───── Records for this exercise

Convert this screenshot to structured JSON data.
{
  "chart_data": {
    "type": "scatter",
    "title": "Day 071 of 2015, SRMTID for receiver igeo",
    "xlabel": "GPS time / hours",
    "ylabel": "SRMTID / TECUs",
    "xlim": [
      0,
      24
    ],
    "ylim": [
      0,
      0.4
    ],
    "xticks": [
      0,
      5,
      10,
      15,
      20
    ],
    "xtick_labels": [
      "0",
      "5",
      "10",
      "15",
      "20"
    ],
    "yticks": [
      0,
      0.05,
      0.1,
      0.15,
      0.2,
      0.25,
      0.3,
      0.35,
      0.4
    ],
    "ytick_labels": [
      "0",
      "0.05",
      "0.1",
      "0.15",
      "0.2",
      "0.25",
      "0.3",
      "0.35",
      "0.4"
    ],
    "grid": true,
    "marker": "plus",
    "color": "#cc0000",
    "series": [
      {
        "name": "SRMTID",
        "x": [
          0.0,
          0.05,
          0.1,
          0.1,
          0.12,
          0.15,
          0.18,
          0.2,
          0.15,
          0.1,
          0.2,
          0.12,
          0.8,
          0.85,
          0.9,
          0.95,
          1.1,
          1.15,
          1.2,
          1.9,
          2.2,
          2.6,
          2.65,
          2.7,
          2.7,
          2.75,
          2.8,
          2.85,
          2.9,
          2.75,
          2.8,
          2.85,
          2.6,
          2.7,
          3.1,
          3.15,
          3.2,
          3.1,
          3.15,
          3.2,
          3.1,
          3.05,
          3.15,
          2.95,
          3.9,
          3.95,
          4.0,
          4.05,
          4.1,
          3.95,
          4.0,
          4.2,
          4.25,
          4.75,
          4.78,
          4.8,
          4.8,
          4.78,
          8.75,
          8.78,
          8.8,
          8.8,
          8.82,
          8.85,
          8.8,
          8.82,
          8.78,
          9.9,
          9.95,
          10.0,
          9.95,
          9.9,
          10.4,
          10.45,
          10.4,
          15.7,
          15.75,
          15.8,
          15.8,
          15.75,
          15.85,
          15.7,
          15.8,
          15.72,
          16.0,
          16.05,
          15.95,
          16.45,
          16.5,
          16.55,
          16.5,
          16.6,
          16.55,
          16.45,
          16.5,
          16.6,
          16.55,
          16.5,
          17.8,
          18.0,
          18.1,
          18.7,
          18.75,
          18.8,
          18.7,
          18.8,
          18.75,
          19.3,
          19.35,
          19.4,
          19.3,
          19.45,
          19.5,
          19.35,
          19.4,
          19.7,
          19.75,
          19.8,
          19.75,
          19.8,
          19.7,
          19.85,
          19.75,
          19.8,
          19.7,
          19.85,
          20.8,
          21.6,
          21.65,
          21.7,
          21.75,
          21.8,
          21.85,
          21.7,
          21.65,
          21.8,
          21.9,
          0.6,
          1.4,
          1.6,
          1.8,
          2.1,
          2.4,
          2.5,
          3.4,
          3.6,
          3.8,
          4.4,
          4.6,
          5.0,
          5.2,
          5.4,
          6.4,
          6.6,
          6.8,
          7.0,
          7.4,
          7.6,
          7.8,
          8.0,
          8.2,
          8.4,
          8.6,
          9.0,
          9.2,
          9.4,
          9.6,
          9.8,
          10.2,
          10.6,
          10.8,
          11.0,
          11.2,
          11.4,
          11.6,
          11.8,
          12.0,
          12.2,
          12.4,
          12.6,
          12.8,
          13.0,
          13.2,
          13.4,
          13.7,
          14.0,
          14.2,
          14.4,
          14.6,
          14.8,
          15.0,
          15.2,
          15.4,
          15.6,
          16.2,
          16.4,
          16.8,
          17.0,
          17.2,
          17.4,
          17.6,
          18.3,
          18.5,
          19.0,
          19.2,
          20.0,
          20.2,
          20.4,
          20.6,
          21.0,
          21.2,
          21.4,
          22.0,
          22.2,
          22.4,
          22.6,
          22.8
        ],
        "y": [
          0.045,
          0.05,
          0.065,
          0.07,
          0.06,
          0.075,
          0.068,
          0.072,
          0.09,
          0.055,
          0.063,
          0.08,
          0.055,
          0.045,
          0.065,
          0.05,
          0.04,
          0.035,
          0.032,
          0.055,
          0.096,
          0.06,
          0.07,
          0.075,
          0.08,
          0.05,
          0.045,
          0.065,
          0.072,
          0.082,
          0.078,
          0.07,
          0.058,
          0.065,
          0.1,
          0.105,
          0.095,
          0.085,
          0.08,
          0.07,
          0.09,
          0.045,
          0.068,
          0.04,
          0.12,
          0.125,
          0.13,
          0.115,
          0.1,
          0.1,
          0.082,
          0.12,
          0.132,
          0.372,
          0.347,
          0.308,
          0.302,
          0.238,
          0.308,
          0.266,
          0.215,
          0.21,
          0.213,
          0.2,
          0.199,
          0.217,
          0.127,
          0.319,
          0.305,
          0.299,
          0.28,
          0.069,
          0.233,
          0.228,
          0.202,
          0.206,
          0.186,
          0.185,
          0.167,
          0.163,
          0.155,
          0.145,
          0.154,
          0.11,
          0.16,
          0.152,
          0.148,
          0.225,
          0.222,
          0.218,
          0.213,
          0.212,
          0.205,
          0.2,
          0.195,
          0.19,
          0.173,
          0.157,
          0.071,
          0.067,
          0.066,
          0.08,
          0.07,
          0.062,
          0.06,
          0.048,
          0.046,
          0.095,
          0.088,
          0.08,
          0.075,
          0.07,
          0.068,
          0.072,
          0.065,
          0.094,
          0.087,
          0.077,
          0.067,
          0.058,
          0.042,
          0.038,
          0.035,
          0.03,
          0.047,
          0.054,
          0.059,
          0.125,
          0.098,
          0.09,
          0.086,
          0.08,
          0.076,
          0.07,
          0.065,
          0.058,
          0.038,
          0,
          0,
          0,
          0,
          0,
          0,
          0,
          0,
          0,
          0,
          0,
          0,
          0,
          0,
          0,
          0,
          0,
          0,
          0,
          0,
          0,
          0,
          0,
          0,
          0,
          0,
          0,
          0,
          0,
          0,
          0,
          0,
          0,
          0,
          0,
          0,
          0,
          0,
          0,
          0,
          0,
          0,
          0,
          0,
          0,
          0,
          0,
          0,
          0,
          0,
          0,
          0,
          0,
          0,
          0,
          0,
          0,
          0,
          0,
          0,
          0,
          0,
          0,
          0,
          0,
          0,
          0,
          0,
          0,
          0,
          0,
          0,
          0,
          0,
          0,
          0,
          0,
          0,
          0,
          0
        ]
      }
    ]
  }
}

──────────

■ **Direction**: Extract the data exactly as given.

■ **Expected output**:
Convert this screenshot to structured JSON data.
{
  "chart_data": {
    "type": "scatter",
    "title": "Day 071 of 2015, SRMTID for receiver igeo",
    "xlabel": "GPS time / hours",
    "ylabel": "SRMTID / TECUs",
    "xlim": [
      0,
      24
    ],
    "ylim": [
      0,
      0.4
    ],
    "xticks": [
      0,
      5,
      10,
      15,
      20
    ],
    "xtick_labels": [
      "0",
      "5",
      "10",
      "15",
      "20"
    ],
    "yticks": [
      0,
      0.05,
      0.1,
      0.15,
      0.2,
      0.25,
      0.3,
      0.35,
      0.4
    ],
    "ytick_labels": [
      "0",
      "0.05",
      "0.1",
      "0.15",
      "0.2",
      "0.25",
      "0.3",
      "0.35",
      "0.4"
    ],
    "grid": true,
    "marker": "plus",
    "color": "#cc0000",
    "series": [
      {
        "name": "SRMTID",
        "x": [
          0.0,
          0.05,
          0.1,
          0.1,
          0.12,
          0.15,
          0.18,
          0.2,
          0.15,
          0.1,
          0.2,
          0.12,
          0.8,
          0.85,
          0.9,
          0.95,
          1.1,
          1.15,
          1.2,
          1.9,
          2.2,
          2.6,
          2.65,
          2.7,
          2.7,
          2.75,
          2.8,
          2.85,
          2.9,
          2.75,
          2.8,
          2.85,
          2.6,
          2.7,
          3.1,
          3.15,
          3.2,
          3.1,
          3.15,
          3.2,
          3.1,
          3.05,
          3.15,
          2.95,
          3.9,
          3.95,
          4.0,
          4.05,
          4.1,
          3.95,
          4.0,
          4.2,
          4.25,
          4.75,
          4.78,
          4.8,
          4.8,
          4.78,
          8.75,
          8.78,
          8.8,
          8.8,
          8.82,
          8.85,
          8.8,
          8.82,
          8.78,
          9.9,
          9.95,
          10.0,
          9.95,
          9.9,
          10.4,
          10.45,
          10.4,
          15.7,
          15.75,
          15.8,
          15.8,
          15.75,
          15.85,
          15.7,
          15.8,
          15.72,
          16.0,
          16.05,
          15.95,
          16.45,
          16.5,
          16.55,
          16.5,
          16.6,
          16.55,
          16.45,
          16.5,
          16.6,
          16.55,
          16.5,
          17.8,
          18.0,
          18.1,
          18.7,
          18.75,
          18.8,
          18.7,
          18.8,
          18.75,
          19.3,
          19.35,
          19.4,
          19.3,
          19.45,
          19.5,
          19.35,
          19.4,
          19.7,
          19.75,
          19.8,
          19.75,
          19.8,
          19.7,
          19.85,
          19.75,
          19.8,
          19.7,
          19.85,
          20.8,
          21.6,
          21.65,
          21.7,
          21.75,
          21.8,
          21.85,
          21.7,
          21.65,
          21.8,
          21.9,
          0.6,
          1.4,
          1.6,
          1.8,
          2.1,
          2.4,
          2.5,
          3.4,
          3.6,
          3.8,
          4.4,
          4.6,
          5.0,
          5.2,
          5.4,
          6.4,
          6.6,
          6.8,
          7.0,
          7.4,
          7.6,
          7.8,
          8.0,
          8.2,
          8.4,
          8.6,
          9.0,
          9.2,
          9.4,
          9.6,
          9.8,
          10.2,
          10.6,
          10.8,
          11.0,
          11.2,
          11.4,
          11.6,
          11.8,
          12.0,
          12.2,
          12.4,
          12.6,
          12.8,
          13.0,
          13.2,
          13.4,
          13.7,
          14.0,
          14.2,
          14.4,
          14.6,
          14.8,
          15.0,
          15.2,
          15.4,
          15.6,
          16.2,
          16.4,
          16.8,
          17.0,
          17.2,
          17.4,
          17.6,
          18.3,
          18.5,
          19.0,
          19.2,
          20.0,
          20.2,
          20.4,
          20.6,
          21.0,
          21.2,
          21.4,
          22.0,
          22.2,
          22.4,
          22.6,
          22.8
        ],
        "y": [
          0.045,
          0.05,
          0.065,
          0.07,
          0.06,
          0.075,
          0.068,
          0.072,
          0.09,
          0.055,
          0.063,
          0.08,
          0.055,
          0.045,
          0.065,
          0.05,
          0.04,
          0.035,
          0.032,
          0.055,
          0.096,
          0.06,
          0.07,
          0.075,
          0.08,
          0.05,
          0.045,
          0.065,
          0.072,
          0.082,
          0.078,
          0.07,
          0.058,
          0.065,
          0.1,
          0.105,
          0.095,
          0.085,
          0.08,
          0.07,
          0.09,
          0.045,
          0.068,
          0.04,
          0.12,
          0.125,
          0.13,
          0.115,
          0.1,
          0.1,
          0.082,
          0.12,
          0.132,
          0.372,
          0.347,
          0.308,
          0.302,
          0.238,
          0.308,
          0.266,
          0.215,
          0.21,
          0.213,
          0.2,
          0.199,
          0.217,
          0.127,
          0.319,
          0.305,
          0.299,
          0.28,
          0.069,
          0.233,
          0.228,
          0.202,
          0.206,
          0.186,
          0.185,
          0.167,
          0.163,
          0.155,
          0.145,
          0.154,
          0.11,
          0.16,
          0.152,
          0.148,
          0.225,
          0.222,
          0.218,
          0.213,
          0.212,
          0.205,
          0.2,
          0.195,
          0.19,
          0.173,
          0.157,
          0.071,
          0.067,
          0.066,
          0.08,
          0.07,
          0.062,
          0.06,
          0.048,
          0.046,
          0.095,
          0.088,
          0.08,
          0.075,
          0.07,
          0.068,
          0.072,
          0.065,
          0.094,
          0.087,
          0.077,
          0.067,
          0.058,
          0.042,
          0.038,
          0.035,
          0.03,
          0.047,
          0.054,
          0.059,
          0.125,
          0.098,
          0.09,
          0.086,
          0.08,
          0.076,
          0.07,
          0.065,
          0.058,
          0.038,
          0,
          0,
          0,
          0,
          0,
          0,
          0,
          0,
          0,
          0,
          0,
          0,
          0,
          0,
          0,
          0,
          0,
          0,
          0,
          0,
          0,
          0,
          0,
          0,
          0,
          0,
          0,
          0,
          0,
          0,
          0,
          0,
          0,
          0,
          0,
          0,
          0,
          0,
          0,
          0,
          0,
          0,
          0,
          0,
          0,
          0,
          0,
          0,
          0,
          0,
          0,
          0,
          0,
          0,
          0,
          0,
          0,
          0,
          0,
          0,
          0,
          0,
          0,
          0,
          0,
          0,
          0,
          0,
          0,
          0,
          0,
          0,
          0,
          0,
          0,
          0,
          0,
          0,
          0,
          0
        ]
      }
    ]
  }
}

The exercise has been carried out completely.